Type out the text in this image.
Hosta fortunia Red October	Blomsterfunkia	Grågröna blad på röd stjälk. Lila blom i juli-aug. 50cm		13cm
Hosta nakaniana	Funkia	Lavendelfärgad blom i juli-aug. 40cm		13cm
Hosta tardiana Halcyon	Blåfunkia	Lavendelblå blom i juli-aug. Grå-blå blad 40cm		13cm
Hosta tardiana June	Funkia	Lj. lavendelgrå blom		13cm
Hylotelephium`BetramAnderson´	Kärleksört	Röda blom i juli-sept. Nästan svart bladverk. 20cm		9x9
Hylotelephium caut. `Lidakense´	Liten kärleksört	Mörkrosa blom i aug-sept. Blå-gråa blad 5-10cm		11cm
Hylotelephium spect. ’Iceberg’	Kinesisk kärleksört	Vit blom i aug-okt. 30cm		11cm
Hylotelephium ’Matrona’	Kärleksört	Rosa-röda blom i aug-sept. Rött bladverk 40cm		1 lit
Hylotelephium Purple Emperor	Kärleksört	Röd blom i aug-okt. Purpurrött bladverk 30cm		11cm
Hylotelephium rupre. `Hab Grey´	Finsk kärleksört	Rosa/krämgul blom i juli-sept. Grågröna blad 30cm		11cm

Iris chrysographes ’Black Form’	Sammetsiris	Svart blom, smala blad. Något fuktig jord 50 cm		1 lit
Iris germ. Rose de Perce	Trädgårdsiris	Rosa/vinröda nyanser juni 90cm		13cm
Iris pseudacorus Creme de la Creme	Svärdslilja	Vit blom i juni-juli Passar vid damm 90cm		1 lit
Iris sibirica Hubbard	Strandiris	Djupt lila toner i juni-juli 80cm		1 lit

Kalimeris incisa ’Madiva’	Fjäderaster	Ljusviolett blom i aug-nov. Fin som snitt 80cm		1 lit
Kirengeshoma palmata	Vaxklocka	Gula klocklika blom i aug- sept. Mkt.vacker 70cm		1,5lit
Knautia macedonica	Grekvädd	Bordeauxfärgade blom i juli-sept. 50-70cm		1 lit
==================================================
→ Directions for this task: Print the listing above in full, exactly as it is.

→ Answer to this problem:
Type out the text in this image.
Hosta fortunia Red October	Blomsterfunkia	Grågröna blad på röd stjälk. Lila blom i juli-aug. 50cm		13cm
Hosta nakaniana	Funkia	Lavendelfärgad blom i juli-aug. 40cm		13cm
Hosta tardiana Halcyon	Blåfunkia	Lavendelblå blom i juli-aug. Grå-blå blad 40cm		13cm
Hosta tardiana June	Funkia	Lj. lavendelgrå blom		13cm
Hylotelephium`BetramAnderson´	Kärleksört	Röda blom i juli-sept. Nästan svart bladverk. 20cm		9x9
Hylotelephium caut. `Lidakense´	Liten kärleksört	Mörkrosa blom i aug-sept. Blå-gråa blad 5-10cm		11cm
Hylotelephium spect. ’Iceberg’	Kinesisk kärleksört	Vit blom i aug-okt. 30cm		11cm
Hylotelephium ’Matrona’	Kärleksört	Rosa-röda blom i aug-sept. Rött bladverk 40cm		1 lit
Hylotelephium Purple Emperor	Kärleksört	Röd blom i aug-okt. Purpurrött bladverk 30cm		11cm
Hylotelephium rupre. `Hab Grey´	Finsk kärleksört	Rosa/krämgul blom i juli-sept. Grågröna blad 30cm		11cm

Iris chrysographes ’Black Form’	Sammetsiris	Svart blom, smala blad. Något fuktig jord 50 cm		1 lit
Iris germ. Rose de Perce	Trädgårdsiris	Rosa/vinröda nyanser juni 90cm		13cm
Iris pseudacorus Creme de la Creme	Svärdslilja	Vit blom i juni-juli Passar vid damm 90cm		1 lit
Iris sibirica Hubbard	Strandiris	Djupt lila toner i juni-juli 80cm		1 lit

Kalimeris incisa ’Madiva’	Fjäderaster	Ljusviolett blom i aug-nov. Fin som snitt 80cm		1 lit
Kirengeshoma palmata	Vaxklocka	Gula klocklika blom i aug- sept. Mkt.vacker 70cm		1,5lit
Knautia macedonica	Grekvädd	Bordeauxfärgade blom i juli-sept. 50-70cm		1 lit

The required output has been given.